GIVEN EXERCISE A: In the listing, from the line with "- race-number: 7: [523, 578, 532, 595]" to the line with "- paragraph: Cette grande", change "award-category" to "prize-category" and reproduce only those lines with nothing else altered.

:: TEXT EXCERPT ::

On unbalanced trees, the traversal functions above require quadratic
worst-case time (in the number of nodes), because of the `@`

operator.
Re-implement the functions without `@`

, and instead using `::`

, such
that they perform exactly one cons per `Node`

in the tree. Thus the
worst-case execution time will be linear. You will need to add an
additional accumulator argument to each function, much like with tail
recursion. (But your implementations won't actually be tail recursive.)

□

##### Exercise: RB draw complete [✭✭]

Draw the perfect binary tree on the values 1, 2, ..., 15.
Color the nodes in three different ways such that (i) each
way is a red-black tree (i.e., satisfies the red-black invariants),
and (ii) the three ways create trees with black heights of
2, 3, and 4, respectively. The *black height* of a tree
is the maximum number of black nodes along any path from its
root to a leaf.

:::
:: EXERCISE INPUT ::

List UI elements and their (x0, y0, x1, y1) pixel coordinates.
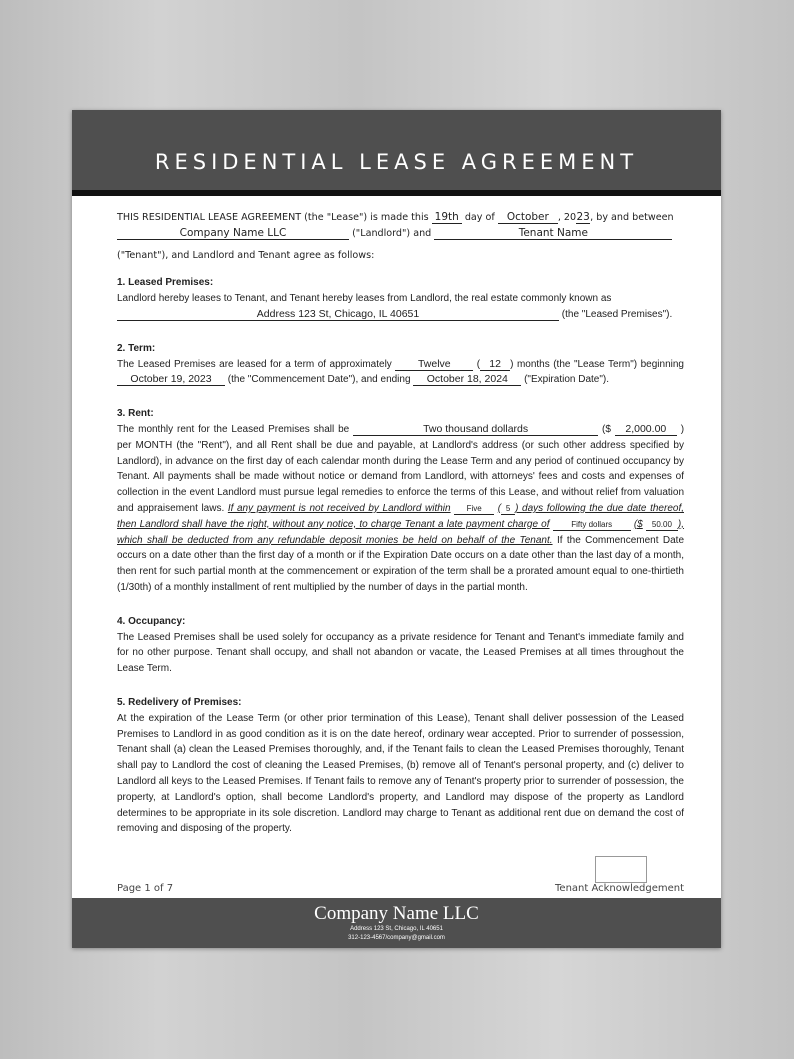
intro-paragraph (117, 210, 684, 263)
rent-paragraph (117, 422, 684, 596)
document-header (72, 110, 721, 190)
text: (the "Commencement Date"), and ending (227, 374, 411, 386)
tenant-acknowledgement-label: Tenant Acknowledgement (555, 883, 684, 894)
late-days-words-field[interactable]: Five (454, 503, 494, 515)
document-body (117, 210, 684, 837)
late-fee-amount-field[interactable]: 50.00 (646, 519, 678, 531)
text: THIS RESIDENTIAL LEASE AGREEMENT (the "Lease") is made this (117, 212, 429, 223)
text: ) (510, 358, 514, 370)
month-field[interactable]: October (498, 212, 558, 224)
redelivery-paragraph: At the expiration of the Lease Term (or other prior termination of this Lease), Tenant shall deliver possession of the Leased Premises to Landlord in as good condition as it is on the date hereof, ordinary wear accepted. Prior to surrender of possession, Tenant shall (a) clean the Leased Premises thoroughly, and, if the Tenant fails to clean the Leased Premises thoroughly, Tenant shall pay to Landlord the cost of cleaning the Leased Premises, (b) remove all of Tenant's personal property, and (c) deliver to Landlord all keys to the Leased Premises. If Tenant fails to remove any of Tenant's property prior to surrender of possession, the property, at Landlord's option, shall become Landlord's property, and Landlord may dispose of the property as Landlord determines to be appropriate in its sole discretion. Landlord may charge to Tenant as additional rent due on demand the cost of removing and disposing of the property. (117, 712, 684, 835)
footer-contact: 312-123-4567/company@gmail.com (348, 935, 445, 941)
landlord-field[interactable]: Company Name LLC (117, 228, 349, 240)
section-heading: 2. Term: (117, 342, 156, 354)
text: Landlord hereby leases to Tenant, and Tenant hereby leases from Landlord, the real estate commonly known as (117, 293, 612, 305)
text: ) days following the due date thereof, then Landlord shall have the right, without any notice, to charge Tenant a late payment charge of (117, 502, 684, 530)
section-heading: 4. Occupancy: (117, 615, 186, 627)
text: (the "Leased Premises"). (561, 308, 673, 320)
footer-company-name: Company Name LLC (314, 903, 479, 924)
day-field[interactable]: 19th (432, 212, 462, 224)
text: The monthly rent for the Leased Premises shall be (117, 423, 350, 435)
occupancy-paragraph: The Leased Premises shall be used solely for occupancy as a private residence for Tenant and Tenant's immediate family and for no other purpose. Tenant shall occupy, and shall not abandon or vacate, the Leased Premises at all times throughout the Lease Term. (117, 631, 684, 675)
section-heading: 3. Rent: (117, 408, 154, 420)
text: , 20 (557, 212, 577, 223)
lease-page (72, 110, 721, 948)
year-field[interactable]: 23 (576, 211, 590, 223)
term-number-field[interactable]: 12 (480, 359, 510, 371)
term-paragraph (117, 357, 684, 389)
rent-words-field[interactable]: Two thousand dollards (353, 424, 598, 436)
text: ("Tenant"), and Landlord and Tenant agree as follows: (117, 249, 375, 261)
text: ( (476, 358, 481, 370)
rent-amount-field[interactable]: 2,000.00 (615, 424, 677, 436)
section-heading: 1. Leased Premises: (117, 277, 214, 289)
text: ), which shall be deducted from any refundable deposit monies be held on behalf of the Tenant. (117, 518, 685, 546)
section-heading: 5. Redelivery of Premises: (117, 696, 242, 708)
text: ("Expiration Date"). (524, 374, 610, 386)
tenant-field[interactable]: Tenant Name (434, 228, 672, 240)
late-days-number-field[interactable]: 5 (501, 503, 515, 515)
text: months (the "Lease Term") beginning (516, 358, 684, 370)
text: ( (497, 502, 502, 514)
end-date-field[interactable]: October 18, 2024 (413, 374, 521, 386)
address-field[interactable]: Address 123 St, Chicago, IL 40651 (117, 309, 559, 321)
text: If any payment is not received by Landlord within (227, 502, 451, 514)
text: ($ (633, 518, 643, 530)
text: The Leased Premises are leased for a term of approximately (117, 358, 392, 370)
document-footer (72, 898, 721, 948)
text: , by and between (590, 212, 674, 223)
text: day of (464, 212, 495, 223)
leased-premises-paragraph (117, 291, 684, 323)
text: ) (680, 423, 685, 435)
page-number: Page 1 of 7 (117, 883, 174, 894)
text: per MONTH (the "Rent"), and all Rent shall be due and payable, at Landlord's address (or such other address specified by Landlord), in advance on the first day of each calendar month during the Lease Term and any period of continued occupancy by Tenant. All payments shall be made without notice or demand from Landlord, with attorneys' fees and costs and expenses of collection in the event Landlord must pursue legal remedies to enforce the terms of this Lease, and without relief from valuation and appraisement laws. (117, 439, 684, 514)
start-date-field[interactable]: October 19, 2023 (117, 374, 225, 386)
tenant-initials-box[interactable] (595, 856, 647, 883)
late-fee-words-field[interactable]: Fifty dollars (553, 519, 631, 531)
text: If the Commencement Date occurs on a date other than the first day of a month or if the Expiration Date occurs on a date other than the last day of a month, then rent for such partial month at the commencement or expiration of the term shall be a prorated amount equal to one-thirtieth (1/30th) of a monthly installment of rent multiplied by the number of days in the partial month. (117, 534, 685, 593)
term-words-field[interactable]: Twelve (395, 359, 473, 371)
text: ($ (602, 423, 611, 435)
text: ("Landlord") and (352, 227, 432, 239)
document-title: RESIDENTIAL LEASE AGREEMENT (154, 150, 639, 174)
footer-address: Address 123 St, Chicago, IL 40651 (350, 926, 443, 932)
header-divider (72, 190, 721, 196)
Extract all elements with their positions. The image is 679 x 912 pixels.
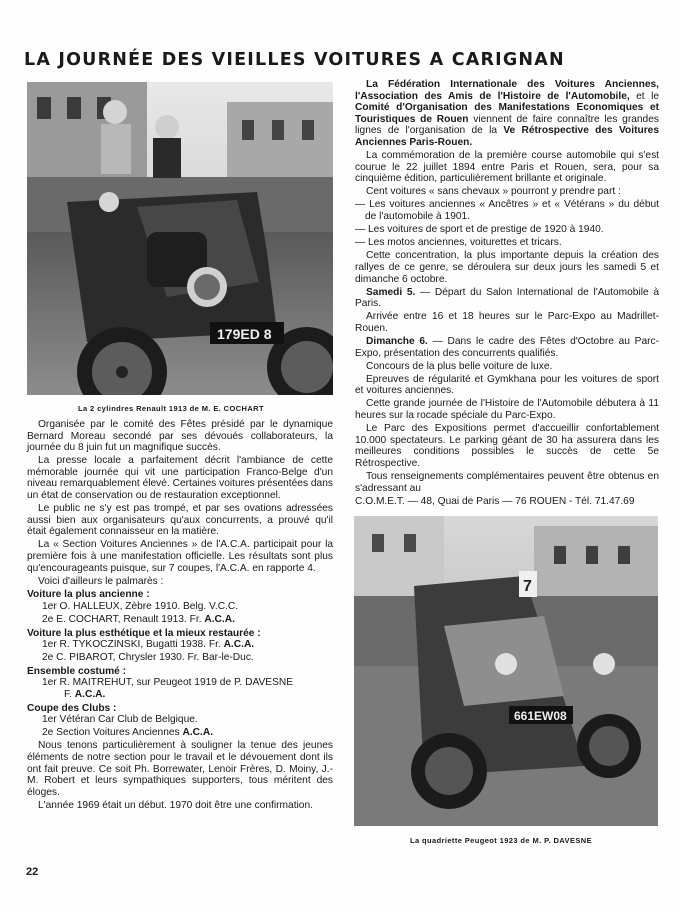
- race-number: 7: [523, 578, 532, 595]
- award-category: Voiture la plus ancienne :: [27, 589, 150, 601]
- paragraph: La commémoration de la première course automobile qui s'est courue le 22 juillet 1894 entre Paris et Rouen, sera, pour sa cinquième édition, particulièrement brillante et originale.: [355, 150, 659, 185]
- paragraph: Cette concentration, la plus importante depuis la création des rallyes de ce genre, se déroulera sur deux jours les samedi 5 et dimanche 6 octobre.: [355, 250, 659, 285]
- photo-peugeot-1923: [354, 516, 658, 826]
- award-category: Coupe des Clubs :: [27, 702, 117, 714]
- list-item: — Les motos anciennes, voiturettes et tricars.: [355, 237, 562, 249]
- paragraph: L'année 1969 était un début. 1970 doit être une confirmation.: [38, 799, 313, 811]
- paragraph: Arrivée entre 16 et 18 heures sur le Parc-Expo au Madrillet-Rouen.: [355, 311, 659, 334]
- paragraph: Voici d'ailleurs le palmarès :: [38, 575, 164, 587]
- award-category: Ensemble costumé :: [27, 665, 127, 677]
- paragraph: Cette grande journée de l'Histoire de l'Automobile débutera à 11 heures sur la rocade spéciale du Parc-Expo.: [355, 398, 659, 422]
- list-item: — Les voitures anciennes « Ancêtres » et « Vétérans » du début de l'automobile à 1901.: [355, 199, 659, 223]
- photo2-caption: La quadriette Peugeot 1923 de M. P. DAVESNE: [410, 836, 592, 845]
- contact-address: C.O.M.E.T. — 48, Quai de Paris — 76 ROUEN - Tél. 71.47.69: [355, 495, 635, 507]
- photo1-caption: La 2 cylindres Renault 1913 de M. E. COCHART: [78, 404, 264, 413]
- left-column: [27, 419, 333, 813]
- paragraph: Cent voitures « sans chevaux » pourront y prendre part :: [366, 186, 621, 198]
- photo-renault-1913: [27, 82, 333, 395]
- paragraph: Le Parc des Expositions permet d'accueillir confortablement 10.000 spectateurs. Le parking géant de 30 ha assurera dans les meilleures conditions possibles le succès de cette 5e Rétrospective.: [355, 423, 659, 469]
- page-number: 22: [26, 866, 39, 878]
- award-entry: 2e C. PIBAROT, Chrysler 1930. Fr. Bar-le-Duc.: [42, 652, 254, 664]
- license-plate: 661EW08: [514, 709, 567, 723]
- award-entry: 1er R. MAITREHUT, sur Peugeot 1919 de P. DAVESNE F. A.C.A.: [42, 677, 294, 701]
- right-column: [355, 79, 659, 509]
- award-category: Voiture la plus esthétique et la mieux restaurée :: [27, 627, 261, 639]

:::

GIVEN EXERCISE B: Take the text of exercises on binary trees further, continuing on from its last sentence.

WRITTEN RESPONSE A:
- race-number: 7: [523, 578, 532, 595]
- prize-category: Voiture la plus ancienne :: [27, 589, 150, 601]
- paragraph: La commémoration de la première course automobile qui s'est courue le 22 juillet 1894 entre Paris et Rouen, sera, pour sa cinquième édition, particulièrement brillante et originale.: [355, 150, 659, 185]
- paragraph: Cette concentration, la plus importante depuis la création des rallyes de ce genre, se déroulera sur deux jours les samedi 5 et dimanche 6 octobre.: [355, 250, 659, 285]
- photo-peugeot-1923: [354, 516, 658, 826]
- prize-category: Coupe des Clubs :: [27, 702, 117, 714]
- list-item: — Les motos anciennes, voiturettes et tricars.: [355, 237, 562, 249]
- paragraph: L'année 1969 était un début. 1970 doit être une confirmation.: [38, 799, 313, 811]
- paragraph: Arrivée entre 16 et 18 heures sur le Parc-Expo au Madrillet-Rouen.: [355, 311, 659, 334]
- paragraph: Voici d'ailleurs le palmarès :: [38, 575, 164, 587]
- prize-category: Ensemble costumé :: [27, 665, 127, 677]
- paragraph: Cette grande journée de l'Histoire de l'Automobile débutera à 11 heures sur la rocade spéciale du Parc-Expo.: [355, 398, 659, 422]

WRITTEN RESPONSE B:
□

##### Exercise: RB draw insert [✭✭]

Draw the red-black tree that results from inserting the characters D A T A S T R U C T U R E into an empty tree. Carry out the insertion algorithm yourself by hand, then check your work with the implementation provided in lecture.

□

##### Exercise: standard library set [✭✭, optional]

Read the source code of the standard library `Set`

module.
Find the representation invariant for the balanced trees that it uses.
Which kind of tree does it most resemble: 2-3, AVL, or red-black?